■ SHORT TASK: From the entries below, gather every line containing the string "JSON".

■ DATA FOR THIS TASK:
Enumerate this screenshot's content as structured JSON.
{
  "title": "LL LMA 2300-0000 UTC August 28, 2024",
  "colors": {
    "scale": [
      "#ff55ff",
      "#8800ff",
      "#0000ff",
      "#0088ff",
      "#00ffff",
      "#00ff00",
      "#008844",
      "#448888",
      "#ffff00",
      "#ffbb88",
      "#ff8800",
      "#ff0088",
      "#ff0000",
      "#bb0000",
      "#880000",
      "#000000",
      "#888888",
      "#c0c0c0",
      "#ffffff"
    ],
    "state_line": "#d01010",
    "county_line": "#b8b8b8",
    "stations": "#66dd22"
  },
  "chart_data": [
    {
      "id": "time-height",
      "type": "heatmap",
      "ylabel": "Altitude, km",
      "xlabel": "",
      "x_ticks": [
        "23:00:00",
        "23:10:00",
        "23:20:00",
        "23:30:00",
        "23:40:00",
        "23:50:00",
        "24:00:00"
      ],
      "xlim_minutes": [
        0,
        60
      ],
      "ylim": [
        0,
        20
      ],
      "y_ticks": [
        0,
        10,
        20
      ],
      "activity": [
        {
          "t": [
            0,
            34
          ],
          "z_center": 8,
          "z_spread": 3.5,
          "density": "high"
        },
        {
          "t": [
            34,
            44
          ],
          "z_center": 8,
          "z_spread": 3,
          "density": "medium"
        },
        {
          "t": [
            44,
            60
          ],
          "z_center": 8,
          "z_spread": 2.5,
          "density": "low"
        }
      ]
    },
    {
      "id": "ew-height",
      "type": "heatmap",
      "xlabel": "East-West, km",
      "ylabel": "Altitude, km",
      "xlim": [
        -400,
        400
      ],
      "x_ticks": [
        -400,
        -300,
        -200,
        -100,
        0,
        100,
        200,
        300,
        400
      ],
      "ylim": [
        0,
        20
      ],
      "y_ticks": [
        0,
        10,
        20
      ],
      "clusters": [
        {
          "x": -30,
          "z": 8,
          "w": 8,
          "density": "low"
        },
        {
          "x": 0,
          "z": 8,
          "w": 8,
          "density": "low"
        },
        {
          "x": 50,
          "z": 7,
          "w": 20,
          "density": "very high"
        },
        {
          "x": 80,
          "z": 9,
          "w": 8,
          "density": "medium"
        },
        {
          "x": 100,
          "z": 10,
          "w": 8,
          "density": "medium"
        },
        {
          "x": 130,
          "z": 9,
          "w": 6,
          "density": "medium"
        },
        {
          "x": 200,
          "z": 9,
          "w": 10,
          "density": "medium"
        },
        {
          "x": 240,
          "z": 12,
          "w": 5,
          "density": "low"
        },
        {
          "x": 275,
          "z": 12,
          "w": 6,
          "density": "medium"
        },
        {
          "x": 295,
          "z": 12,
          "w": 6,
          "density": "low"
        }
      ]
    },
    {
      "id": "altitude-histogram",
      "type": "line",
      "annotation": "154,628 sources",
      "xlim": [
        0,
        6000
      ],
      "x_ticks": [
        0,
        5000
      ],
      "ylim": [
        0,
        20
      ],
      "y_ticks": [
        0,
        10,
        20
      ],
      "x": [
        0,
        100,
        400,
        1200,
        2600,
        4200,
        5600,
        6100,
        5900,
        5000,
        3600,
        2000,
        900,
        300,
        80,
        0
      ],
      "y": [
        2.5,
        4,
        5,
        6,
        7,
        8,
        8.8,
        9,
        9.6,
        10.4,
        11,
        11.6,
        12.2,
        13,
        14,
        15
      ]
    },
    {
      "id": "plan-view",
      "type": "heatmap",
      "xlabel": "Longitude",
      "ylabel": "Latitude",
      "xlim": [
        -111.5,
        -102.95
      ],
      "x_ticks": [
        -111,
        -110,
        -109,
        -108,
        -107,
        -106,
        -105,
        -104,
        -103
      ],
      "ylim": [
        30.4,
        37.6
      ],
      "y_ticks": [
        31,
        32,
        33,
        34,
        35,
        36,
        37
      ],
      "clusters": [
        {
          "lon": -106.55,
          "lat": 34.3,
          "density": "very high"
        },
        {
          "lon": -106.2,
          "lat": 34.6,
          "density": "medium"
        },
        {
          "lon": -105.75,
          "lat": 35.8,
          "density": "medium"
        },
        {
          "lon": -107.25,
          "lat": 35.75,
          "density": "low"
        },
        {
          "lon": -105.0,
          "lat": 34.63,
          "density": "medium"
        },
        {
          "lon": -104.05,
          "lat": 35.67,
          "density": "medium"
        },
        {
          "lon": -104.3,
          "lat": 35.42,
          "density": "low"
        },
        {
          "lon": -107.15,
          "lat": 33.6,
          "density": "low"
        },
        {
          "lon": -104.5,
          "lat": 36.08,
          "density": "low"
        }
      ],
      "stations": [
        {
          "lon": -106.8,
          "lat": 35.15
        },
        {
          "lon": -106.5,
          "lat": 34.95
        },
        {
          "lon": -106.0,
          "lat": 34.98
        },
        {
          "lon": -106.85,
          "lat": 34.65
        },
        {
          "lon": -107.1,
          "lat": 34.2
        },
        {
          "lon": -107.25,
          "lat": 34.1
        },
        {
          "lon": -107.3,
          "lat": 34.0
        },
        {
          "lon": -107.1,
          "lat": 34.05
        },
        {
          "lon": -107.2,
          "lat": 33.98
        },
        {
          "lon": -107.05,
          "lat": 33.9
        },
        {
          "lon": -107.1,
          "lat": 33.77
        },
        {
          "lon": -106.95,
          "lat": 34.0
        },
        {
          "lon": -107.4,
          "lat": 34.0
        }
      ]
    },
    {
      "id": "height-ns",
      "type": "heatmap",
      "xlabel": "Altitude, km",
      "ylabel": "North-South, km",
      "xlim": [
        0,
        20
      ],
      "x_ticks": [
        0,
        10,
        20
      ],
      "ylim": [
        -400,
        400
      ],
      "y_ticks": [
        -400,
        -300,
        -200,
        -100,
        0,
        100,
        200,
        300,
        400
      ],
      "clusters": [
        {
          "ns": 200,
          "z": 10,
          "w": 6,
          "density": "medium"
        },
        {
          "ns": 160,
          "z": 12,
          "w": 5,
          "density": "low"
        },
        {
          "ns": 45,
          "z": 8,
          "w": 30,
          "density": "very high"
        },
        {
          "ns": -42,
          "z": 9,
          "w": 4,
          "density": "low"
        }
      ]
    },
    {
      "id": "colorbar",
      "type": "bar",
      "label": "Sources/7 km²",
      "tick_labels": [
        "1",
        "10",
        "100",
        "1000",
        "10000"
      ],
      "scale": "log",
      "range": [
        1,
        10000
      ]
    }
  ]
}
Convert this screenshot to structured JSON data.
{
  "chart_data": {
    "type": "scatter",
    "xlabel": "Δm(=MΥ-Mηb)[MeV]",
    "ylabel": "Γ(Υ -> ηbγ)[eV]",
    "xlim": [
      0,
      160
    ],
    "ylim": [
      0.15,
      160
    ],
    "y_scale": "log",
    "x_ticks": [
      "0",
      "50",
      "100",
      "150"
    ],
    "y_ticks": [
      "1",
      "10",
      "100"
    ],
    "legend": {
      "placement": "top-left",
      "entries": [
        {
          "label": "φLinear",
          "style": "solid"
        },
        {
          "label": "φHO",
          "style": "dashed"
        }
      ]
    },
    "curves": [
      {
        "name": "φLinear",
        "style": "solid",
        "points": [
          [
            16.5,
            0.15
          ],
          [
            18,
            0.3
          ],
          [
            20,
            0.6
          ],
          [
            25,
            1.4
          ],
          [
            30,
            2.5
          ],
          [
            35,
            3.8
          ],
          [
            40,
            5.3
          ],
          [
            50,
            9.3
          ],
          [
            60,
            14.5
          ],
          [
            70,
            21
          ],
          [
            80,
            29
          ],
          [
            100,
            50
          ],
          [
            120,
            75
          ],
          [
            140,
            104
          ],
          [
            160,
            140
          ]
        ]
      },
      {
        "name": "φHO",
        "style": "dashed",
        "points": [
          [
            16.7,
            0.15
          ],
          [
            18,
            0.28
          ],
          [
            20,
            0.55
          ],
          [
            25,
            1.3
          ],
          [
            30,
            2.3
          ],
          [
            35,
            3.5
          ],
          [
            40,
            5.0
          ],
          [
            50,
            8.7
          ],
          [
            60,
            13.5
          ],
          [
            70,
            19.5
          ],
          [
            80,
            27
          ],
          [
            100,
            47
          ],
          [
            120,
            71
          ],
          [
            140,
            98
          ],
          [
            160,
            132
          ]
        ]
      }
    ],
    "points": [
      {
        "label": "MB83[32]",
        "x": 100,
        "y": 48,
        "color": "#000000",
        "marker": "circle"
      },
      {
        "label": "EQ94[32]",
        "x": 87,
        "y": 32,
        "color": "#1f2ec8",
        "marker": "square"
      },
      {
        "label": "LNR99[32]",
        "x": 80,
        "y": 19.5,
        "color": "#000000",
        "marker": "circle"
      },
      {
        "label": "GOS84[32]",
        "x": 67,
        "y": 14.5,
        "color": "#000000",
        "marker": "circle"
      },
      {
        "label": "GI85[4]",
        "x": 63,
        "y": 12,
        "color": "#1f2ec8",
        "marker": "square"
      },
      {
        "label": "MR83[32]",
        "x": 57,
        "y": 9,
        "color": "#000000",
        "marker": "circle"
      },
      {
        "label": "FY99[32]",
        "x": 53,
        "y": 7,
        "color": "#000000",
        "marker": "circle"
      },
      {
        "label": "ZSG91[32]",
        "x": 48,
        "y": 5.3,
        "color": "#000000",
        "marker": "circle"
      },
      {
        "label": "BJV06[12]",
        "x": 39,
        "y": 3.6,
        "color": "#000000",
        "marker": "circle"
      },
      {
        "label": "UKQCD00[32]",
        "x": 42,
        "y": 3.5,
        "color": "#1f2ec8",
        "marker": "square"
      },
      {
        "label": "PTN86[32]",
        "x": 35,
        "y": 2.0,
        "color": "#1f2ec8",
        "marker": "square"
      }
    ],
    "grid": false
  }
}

■ ANSWER TO THE EXERCISE:
Enumerate this screenshot's content as structured JSON.
Convert this screenshot to structured JSON data.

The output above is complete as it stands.